Information given
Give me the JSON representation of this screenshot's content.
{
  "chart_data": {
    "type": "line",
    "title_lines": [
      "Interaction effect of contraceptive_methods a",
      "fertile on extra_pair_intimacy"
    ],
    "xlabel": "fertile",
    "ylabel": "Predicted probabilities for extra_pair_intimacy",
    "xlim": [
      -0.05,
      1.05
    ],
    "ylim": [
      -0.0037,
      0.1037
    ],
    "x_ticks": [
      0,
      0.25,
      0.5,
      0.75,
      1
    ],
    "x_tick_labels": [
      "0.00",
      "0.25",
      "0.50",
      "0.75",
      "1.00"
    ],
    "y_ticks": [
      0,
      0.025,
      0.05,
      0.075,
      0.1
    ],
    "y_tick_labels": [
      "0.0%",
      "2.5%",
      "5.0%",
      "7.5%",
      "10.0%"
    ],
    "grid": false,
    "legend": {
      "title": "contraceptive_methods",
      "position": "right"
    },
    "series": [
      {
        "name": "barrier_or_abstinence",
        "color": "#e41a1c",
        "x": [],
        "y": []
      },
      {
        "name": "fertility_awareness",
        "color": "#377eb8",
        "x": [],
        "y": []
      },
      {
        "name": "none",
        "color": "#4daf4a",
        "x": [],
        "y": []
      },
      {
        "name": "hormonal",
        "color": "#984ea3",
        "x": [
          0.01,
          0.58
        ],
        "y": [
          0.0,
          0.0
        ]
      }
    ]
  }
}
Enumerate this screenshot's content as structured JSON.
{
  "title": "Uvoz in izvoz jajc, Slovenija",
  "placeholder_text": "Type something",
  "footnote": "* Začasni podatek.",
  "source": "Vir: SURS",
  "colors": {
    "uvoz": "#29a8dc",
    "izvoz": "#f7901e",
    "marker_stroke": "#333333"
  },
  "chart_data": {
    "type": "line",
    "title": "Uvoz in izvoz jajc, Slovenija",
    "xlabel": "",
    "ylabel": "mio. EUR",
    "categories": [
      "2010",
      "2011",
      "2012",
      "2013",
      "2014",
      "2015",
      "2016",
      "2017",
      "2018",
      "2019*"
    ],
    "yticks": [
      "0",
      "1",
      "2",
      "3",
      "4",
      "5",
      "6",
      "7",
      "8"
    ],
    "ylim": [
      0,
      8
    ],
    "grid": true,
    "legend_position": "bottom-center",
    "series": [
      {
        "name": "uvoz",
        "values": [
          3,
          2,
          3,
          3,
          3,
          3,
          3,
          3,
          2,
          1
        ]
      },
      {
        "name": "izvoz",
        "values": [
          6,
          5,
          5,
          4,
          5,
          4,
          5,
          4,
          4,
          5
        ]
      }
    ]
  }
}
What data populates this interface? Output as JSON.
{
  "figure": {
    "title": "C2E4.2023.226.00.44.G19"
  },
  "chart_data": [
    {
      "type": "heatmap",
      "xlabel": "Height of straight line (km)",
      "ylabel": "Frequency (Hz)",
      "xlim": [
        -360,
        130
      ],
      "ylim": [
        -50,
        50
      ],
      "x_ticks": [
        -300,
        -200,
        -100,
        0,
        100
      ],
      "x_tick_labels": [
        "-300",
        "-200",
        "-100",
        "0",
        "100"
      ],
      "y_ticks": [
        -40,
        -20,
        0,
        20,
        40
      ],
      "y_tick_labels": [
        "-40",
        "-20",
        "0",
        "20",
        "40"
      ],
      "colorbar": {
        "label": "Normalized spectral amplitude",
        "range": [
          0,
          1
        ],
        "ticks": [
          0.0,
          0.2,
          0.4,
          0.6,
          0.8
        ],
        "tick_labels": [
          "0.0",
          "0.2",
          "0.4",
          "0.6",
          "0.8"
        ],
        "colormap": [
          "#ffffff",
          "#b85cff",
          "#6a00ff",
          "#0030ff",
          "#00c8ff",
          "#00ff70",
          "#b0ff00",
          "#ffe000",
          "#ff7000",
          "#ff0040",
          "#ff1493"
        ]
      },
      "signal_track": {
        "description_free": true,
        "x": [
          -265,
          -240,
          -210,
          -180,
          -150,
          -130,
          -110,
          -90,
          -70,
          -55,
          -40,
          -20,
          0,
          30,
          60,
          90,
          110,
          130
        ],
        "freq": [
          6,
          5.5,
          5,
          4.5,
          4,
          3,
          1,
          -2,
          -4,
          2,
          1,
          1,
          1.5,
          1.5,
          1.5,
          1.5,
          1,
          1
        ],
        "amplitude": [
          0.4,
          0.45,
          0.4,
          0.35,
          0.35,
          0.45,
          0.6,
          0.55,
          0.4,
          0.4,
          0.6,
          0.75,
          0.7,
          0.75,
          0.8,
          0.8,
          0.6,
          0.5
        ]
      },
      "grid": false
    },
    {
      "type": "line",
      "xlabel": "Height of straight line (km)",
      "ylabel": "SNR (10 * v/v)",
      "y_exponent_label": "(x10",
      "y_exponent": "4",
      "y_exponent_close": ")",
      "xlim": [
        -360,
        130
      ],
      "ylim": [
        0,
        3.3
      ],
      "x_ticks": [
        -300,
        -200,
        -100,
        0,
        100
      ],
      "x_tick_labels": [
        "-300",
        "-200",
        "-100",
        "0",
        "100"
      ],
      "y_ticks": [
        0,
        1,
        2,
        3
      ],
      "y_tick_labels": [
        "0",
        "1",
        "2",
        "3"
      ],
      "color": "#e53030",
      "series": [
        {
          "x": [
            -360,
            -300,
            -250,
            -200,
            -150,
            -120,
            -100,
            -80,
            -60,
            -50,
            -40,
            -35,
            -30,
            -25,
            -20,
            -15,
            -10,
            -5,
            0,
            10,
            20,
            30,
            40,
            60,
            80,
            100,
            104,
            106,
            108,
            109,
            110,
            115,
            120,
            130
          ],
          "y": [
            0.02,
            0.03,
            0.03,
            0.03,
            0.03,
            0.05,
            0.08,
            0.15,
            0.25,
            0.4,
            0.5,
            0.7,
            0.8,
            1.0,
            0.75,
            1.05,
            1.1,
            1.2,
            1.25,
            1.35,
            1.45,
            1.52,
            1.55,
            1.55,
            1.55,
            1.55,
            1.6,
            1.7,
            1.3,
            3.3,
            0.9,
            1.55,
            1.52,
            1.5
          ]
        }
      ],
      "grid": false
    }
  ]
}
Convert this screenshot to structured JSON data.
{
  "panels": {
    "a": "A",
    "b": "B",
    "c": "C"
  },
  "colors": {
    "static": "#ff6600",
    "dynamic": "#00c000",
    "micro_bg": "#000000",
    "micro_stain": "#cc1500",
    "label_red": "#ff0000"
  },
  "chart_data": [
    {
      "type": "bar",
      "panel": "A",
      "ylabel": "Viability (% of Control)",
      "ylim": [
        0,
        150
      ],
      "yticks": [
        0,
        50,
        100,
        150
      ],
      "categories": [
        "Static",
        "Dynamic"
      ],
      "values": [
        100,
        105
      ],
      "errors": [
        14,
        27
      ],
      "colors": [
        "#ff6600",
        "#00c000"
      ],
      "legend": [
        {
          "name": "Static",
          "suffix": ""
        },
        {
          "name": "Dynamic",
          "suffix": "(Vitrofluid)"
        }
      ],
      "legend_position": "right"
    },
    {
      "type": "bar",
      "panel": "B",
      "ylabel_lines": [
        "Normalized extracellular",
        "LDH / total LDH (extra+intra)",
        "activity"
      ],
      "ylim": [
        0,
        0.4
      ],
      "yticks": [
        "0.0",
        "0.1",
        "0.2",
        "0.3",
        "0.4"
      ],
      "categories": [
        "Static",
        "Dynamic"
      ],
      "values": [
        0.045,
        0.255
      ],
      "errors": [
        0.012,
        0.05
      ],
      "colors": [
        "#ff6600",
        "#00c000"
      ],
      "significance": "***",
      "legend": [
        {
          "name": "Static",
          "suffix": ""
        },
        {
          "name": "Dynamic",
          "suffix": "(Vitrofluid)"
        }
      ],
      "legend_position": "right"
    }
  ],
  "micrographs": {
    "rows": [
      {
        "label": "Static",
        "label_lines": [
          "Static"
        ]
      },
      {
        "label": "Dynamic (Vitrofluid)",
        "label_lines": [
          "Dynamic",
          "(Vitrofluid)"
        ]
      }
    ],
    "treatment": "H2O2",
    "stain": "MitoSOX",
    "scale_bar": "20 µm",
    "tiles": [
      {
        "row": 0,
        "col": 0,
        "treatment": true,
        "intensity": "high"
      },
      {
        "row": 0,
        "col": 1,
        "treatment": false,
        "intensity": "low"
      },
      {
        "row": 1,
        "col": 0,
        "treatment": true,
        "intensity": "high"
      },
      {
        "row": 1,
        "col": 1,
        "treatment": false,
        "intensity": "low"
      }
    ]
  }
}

Set problem
Find the lines containing "JSON" and list every one of them.

Output of the exercise
Give me the JSON representation of this screenshot's content.
Enumerate this screenshot's content as structured JSON.
What data populates this interface? Output as JSON.
Convert this screenshot to structured JSON data.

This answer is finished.